WHAT TO PRODUCE
Format every line of the entries below as a JSON list of strings, one string per line, omitting any blank lines.

▬▬▬▬▬▬

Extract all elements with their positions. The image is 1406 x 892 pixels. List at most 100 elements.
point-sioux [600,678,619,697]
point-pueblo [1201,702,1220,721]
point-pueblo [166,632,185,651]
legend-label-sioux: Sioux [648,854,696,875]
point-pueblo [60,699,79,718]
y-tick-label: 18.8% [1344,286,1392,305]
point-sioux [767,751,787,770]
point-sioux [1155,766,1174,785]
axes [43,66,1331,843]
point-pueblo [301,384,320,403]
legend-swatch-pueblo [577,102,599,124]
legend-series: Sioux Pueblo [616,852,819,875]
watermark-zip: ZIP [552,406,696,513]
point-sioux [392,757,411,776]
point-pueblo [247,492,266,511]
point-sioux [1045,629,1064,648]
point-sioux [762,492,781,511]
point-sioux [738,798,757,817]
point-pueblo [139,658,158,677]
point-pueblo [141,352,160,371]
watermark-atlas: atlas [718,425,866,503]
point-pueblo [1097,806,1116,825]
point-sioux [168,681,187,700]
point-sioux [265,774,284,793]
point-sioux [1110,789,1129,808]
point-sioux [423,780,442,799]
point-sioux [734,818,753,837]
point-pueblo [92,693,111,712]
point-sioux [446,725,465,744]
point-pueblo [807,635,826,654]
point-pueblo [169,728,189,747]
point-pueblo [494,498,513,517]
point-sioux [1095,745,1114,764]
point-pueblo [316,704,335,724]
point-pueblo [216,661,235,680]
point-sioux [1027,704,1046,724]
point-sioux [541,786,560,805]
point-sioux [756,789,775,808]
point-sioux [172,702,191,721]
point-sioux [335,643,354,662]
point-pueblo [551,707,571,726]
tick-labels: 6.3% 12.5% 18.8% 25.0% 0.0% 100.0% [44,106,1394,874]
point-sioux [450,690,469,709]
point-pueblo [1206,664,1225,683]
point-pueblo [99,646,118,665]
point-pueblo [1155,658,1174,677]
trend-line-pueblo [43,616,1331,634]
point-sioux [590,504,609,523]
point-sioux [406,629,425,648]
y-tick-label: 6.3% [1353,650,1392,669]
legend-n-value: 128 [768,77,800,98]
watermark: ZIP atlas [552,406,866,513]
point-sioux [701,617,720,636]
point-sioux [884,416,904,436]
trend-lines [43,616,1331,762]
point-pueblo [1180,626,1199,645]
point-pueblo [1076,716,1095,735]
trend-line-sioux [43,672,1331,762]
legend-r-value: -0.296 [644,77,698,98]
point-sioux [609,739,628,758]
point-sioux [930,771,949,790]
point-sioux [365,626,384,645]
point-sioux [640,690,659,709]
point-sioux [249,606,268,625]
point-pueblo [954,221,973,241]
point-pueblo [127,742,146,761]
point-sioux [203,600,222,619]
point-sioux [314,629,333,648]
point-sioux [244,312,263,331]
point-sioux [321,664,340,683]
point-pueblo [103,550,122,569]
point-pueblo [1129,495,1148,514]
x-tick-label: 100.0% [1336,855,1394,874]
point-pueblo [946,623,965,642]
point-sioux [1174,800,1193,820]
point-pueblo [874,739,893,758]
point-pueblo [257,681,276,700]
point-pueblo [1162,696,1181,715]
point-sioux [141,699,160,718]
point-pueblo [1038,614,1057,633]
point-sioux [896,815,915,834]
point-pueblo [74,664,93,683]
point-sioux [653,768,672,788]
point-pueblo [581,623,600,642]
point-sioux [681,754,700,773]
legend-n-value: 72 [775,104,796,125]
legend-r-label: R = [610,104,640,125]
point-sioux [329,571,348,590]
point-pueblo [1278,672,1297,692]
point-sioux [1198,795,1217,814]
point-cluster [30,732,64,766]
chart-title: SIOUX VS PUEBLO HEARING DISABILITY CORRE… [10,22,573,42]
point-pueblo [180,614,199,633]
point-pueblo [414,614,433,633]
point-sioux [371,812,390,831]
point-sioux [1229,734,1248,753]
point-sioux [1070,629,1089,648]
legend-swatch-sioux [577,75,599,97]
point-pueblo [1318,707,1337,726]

▬▬▬▬▬▬

TASK OUTPUT
[
  "Extract all elements with their positions. The image is 1406 x 892 pixels. List at most 100 elements.",
  "point-sioux [600,678,619,697]",
  "point-pueblo [1201,702,1220,721]",
  "point-pueblo [166,632,185,651]",
  "legend-label-sioux: Sioux [648,854,696,875]",
  "point-pueblo [60,699,79,718]",
  "y-tick-label: 18.8% [1344,286,1392,305]",
  "point-sioux [767,751,787,770]",
  "point-sioux [1155,766,1174,785]",
  "axes [43,66,1331,843]",
  "point-pueblo [301,384,320,403]",
  "legend-swatch-pueblo [577,102,599,124]",
  "legend-series: Sioux Pueblo [616,852,819,875]",
  "watermark-zip: ZIP [552,406,696,513]",
  "point-sioux [392,757,411,776]",
  "point-pueblo [247,492,266,511]",
  "point-sioux [1045,629,1064,648]",
  "point-sioux [762,492,781,511]",
  "point-sioux [738,798,757,817]",
  "point-pueblo [139,658,158,677]",
  "point-pueblo [141,352,160,371]",
  "watermark-atlas: atlas [718,425,866,503]",
  "point-pueblo [1097,806,1116,825]",
  "point-sioux [168,681,187,700]",
  "point-sioux [265,774,284,793]",
  "point-sioux [1110,789,1129,808]",
  "point-sioux [423,780,442,799]",
  "point-sioux [734,818,753,837]",
  "point-pueblo [92,693,111,712]",
  "point-sioux [446,725,465,744]",
  "point-pueblo [807,635,826,654]",
  "point-pueblo [169,728,189,747]",
  "point-pueblo [494,498,513,517]",
  "point-sioux [1095,745,1114,764]",
  "point-pueblo [316,704,335,724]",
  "point-pueblo [216,661,235,680]",
  "point-sioux [1027,704,1046,724]",
  "point-sioux [541,786,560,805]",
  "point-sioux [756,789,775,808]",
  "point-sioux [172,702,191,721]",
  "point-sioux [335,643,354,662]",
  "point-pueblo [551,707,571,726]",
  "tick-labels: 6.3% 12.5% 18.8% 25.0% 0.0% 100.0% [44,106,1394,874]",
  "point-sioux [450,690,469,709]",
  "point-pueblo [1206,664,1225,683]",
  "point-pueblo [99,646,118,665]",
  "point-pueblo [1155,658,1174,677]",
  "trend-line-pueblo [43,616,1331,634]",
  "point-sioux [590,504,609,523]",
  "point-sioux [406,629,425,648]",
  "y-tick-label: 6.3% [1353,650,1392,669]",
  "legend-n-value: 128 [768,77,800,98]",
  "watermark: ZIP atlas [552,406,866,513]",
  "point-sioux [701,617,720,636]",
  "point-sioux [884,416,904,436]",
  "trend-lines [43,616,1331,762]",
  "point-pueblo [1180,626,1199,645]",
  "point-pueblo [1076,716,1095,735]",
  "trend-line-sioux [43,672,1331,762]",
  "legend-r-value: -0.296 [644,77,698,98]",
  "point-sioux [609,739,628,758]",
  "point-sioux [930,771,949,790]",
  "point-sioux [365,626,384,645]",
  "point-sioux [640,690,659,709]",
  "point-sioux [249,606,268,625]",
  "point-pueblo [954,221,973,241]",
  "point-pueblo [127,742,146,761]",
  "point-sioux [203,600,222,619]",
  "point-sioux [314,629,333,648]",
  "point-sioux [244,312,263,331]",
  "point-sioux [321,664,340,683]",
  "point-pueblo [103,550,122,569]",
  "point-pueblo [1129,495,1148,514]",
  "x-tick-label: 100.0% [1336,855,1394,874]",
  "point-pueblo [946,623,965,642]",
  "point-sioux [1174,800,1193,820]",
  "point-pueblo [874,739,893,758]",
  "point-pueblo [257,681,276,700]",
  "point-pueblo [1162,696,1181,715]",
  "point-sioux [141,699,160,718]",
  "point-pueblo [1038,614,1057,633]",
  "point-sioux [896,815,915,834]",
  "point-pueblo [74,664,93,683]",
  "point-sioux [653,768,672,788]",
  "point-pueblo [581,623,600,642]",
  "point-sioux [681,754,700,773]",
  "legend-n-value: 72 [775,104,796,125]",
  "legend-r-label: R = [610,104,640,125]",
  "point-sioux [329,571,348,590]",
  "point-pueblo [1278,672,1297,692]",
  "point-sioux [1198,795,1217,814]",
  "point-cluster [30,732,64,766]",
  "chart-title: SIOUX VS PUEBLO HEARING DISABILITY CORRE… [10,22,573,42]",
  "point-pueblo [180,614,199,633]",
  "point-pueblo [414,614,433,633]",
  "point-sioux [371,812,390,831]",
  "point-sioux [1229,734,1248,753]",
  "point-sioux [1070,629,1089,648]",
  "legend-swatch-sioux [577,75,599,97]",
  "point-pueblo [1318,707,1337,726]"
]